## Source extract
— Begin —
From speech to voice: on the content of inner speech


Theorists have found it difficult to reconcile the unity of inner speech as a mental state kind with the diversity of its manifestations. I argue that existing views concerning the content of inner speech fail to accommodate both of these features because they mistakenly assume that its content is to be found in the ‘speech processing hierarchy’, which includes semantic, syntactic, phonemic, phonetic, and articulatory levels. Upon rejecting this assumption, I offer a position on which the content of inner speech is determined by voice processing, of which speech processing is but one component. The resulting view does justice to the idea that inner speech is a motley assortment of episodes that nevertheless form a kind.

Fig. 1
Fig. 2

Reproduced from Belin et al. (2004)


  1. 1.

    Although see Hurlburt and Heavey (2018) for skepticism about reported frequencies of inner speech.

  2. 2.

    The nature of the speech processing hierarchy remains contested. Psycholinguists disagree about how information flows through the hierarchy – serially or in parallel, feedforward or feedback – and about the exact operations and sub-operations within the hierarchy (e.g., Fromkin, 1971; Dell, 1986). Despite these differences, psycholinguists tend to agree on the organization presented in Figure 1.

  3. 3.

    Although see Langland-Hassan (2018) for a contrasting position on phonemes, according to which phonemes are auditory.

  4. 4.
— End —
## Record excerpts
— Begin —
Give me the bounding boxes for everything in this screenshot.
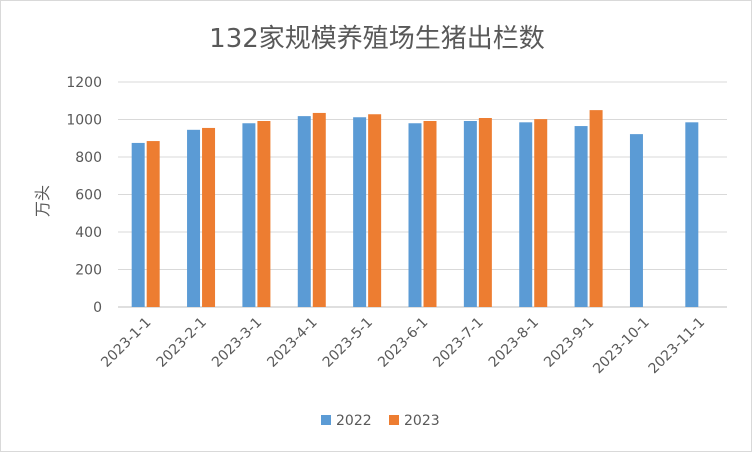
bar-2023-2023-6-1	[423, 121, 437, 307]
bar-2022-2023-7-1	[463, 121, 477, 307]
bar-2023-2023-2-1	[202, 127, 216, 307]
x-tick-label: 2023-7-1	[430, 315, 486, 371]
bar-2022-2023-8-1	[519, 122, 533, 307]
bar-2023-2023-9-1	[589, 110, 603, 307]
bar-2022-2023-3-1	[242, 123, 256, 307]
bar-2023-2023-4-1	[312, 112, 326, 307]
bar-2023-2023-8-1	[534, 119, 548, 307]
x-tick-labels: 2023-1-1 2023-2-1 2023-3-1 2023-4-1 2023-5-1…	[98, 315, 708, 378]
bar-2022-2023-11-1	[685, 122, 699, 307]
bar-2023-2023-7-1	[478, 118, 492, 307]
bar-2023-2023-5-1	[368, 114, 382, 307]
x-tick-label: 2023-1-1	[98, 315, 154, 371]
legend-swatch-2023	[389, 415, 399, 425]
bar-2022-2023-1-1	[131, 142, 145, 307]
bar-2022-2023-2-1	[187, 129, 201, 307]
bar-2022-2023-10-1	[629, 134, 643, 307]
bar-2022-2023-6-1	[408, 123, 422, 307]
y-tick-label: 800	[75, 150, 102, 166]
bar-2022-2023-4-1	[297, 116, 311, 307]
gridlines	[118, 81, 727, 308]
y-tick-label: 400	[75, 225, 102, 241]
bar-2022-2023-5-1	[353, 117, 367, 307]
legend-swatch-2022	[321, 415, 331, 425]
x-tick-label: 2023-8-1	[486, 315, 542, 371]
bars	[131, 110, 699, 307]
x-tick-label: 2023-10-1	[590, 315, 653, 378]
y-tick-label: 0	[93, 300, 102, 316]
x-tick-label: 2023-3-1	[209, 315, 265, 371]
bar-2023-2023-1-1	[146, 141, 160, 307]
legend-label-2023: 2023	[404, 413, 440, 429]
x-tick-label: 2023-11-1	[646, 315, 709, 378]
bar-2022-2023-9-1	[574, 126, 588, 307]
x-tick-label: 2023-2-1	[154, 315, 210, 371]
legend-label-2022: 2022	[336, 413, 372, 429]
x-tick-label: 2023-6-1	[375, 315, 431, 371]
x-tick-label: 2023-4-1	[264, 315, 320, 371]
bar-2023-2023-3-1	[257, 121, 271, 307]
x-tick-label: 2023-9-1	[541, 315, 597, 371]
y-tick-label: 600	[75, 188, 102, 204]
y-tick-label: 200	[75, 263, 102, 279]
chart-title: 132家规模养殖场生猪出栏数	[209, 24, 545, 54]
legend: 2022 2023	[321, 413, 440, 429]
y-axis-label: 万头	[33, 185, 52, 217]
x-tick-label: 2023-5-1	[320, 315, 376, 371]
y-tick-labels: 0 200 400 600 800 1000 1200	[66, 75, 102, 316]
y-tick-label: 1200	[66, 75, 102, 91]
y-tick-label: 1000	[66, 113, 102, 129]
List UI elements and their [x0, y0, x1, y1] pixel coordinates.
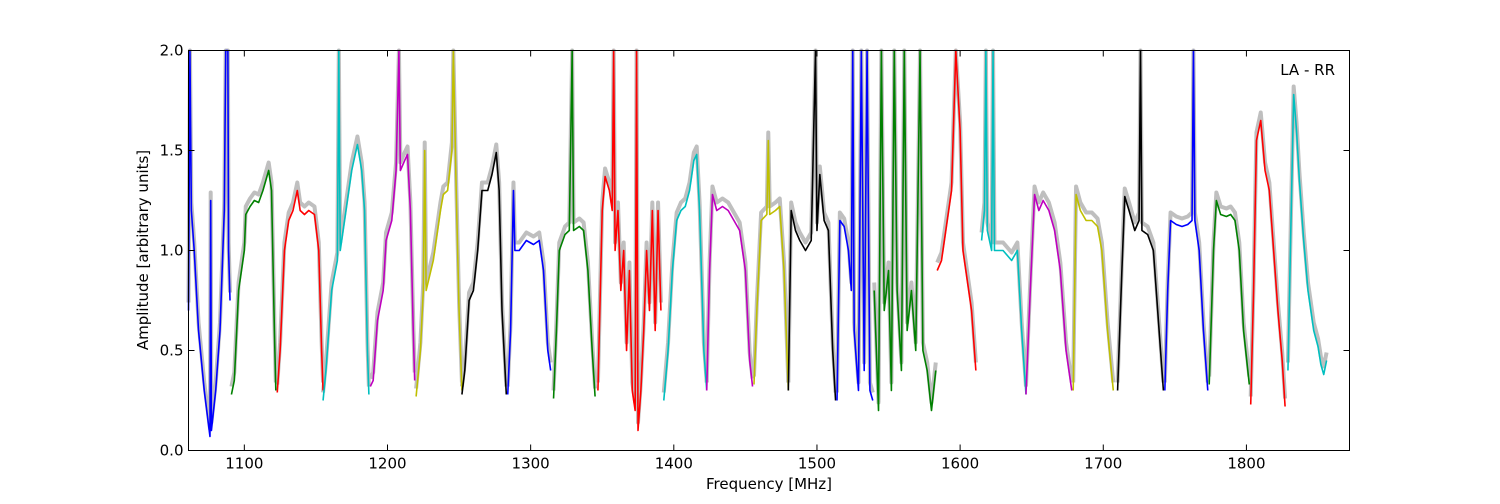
reference-traces: [186, 48, 1329, 431]
reference-trace-2: [275, 180, 326, 385]
series-trace-11: [705, 193, 754, 391]
series-trace-24: [1287, 93, 1328, 376]
series-trace-1: [230, 169, 277, 395]
x-tick-label: 1800: [1227, 455, 1265, 473]
series-trace-10: [662, 153, 708, 401]
y-tick-label: 0.5: [160, 342, 184, 360]
x-axis-label: Frequency [MHz]: [706, 475, 832, 493]
reference-trace-17: [979, 48, 1028, 387]
series-trace-12: [753, 139, 790, 391]
reference-trace-19: [1071, 184, 1116, 383]
reference-trace-16: [935, 48, 978, 363]
axis-ticks: 1100 1200 1300 1400 1500 1600 1700 1800 0.0 0.5 1.…: [160, 42, 1350, 473]
x-tick-label: 1200: [368, 455, 406, 473]
series-trace-3: [322, 49, 370, 401]
reference-trace-1: [229, 160, 278, 387]
reference-trace-10: [661, 144, 709, 393]
x-tick-label: 1700: [1084, 455, 1122, 473]
series-trace-17: [980, 49, 1027, 395]
x-tick-label: 1600: [941, 455, 979, 473]
series-trace-5: [415, 49, 463, 397]
reference-trace-6: [459, 142, 509, 387]
plot-frame: [188, 50, 1350, 451]
reference-trace-21: [1162, 48, 1210, 383]
reference-trace-3: [321, 48, 371, 393]
series-trace-21: [1164, 49, 1209, 391]
y-tick-label: 0.0: [160, 442, 184, 460]
x-tick-label: 1100: [225, 455, 263, 473]
y-tick-label: 1.5: [160, 142, 184, 160]
y-axis-label: Amplitude [arbitrary units]: [134, 150, 152, 350]
series-trace-16: [936, 49, 977, 371]
series-trace-22: [1208, 199, 1251, 385]
series-trace-4: [369, 49, 416, 387]
series-trace-8: [552, 49, 596, 399]
series-trace-9: [597, 49, 662, 432]
series-traces: [187, 49, 1328, 438]
chart-annotation: LA - RR: [1280, 61, 1335, 79]
series-trace-7: [506, 189, 552, 395]
y-tick-label: 2.0: [160, 42, 184, 60]
x-tick-label: 1400: [655, 455, 693, 473]
series-trace-6: [461, 151, 508, 395]
series-trace-19: [1072, 193, 1115, 391]
x-tick-label: 1300: [512, 455, 550, 473]
series-trace-20: [1116, 49, 1165, 391]
series-trace-23: [1249, 119, 1286, 407]
x-tick-label: 1500: [798, 455, 836, 473]
series-trace-18: [1025, 193, 1073, 395]
y-tick-label: 1.0: [160, 242, 184, 260]
series-trace-2: [276, 189, 324, 393]
series-trace-15: [873, 49, 937, 412]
— End —
## Short exercise A
Answer these questions about the text on inner speech:
(i) Which levels does the "speech processing hierarchy" include?
(ii) According to Langland-Hassan (2018), what are phonemes?
(iii) What do psycholinguists disagree about regarding how information flows through the hierarchy?
## Short exercise B
Copy the text on inner speech from "Reproduced from Belin" to "in Figure 1.".

## Problem solution A
(i) Semantic, syntactic, phonemic, phonetic, and articulatory levels.
(ii) Phonemes are auditory.
(iii) Whether information flows serially or in parallel, and whether it flows feedforward or feedback.

## Problem solution B
Reproduced from Belin et al. (2004)


  1. 1.

    Although see Hurlburt and Heavey (2018) for skepticism about reported frequencies of inner speech.

  2. 2.

    The nature of the speech processing hierarchy remains contested. Psycholinguists disagree about how information flows through the hierarchy – serially or in parallel, feedforward or feedback – and about the exact operations and sub-operations within the hierarchy (e.g., Fromkin, 1971; Dell, 1986). Despite these differences, psycholinguists tend to agree on the organization presented in Figure 1.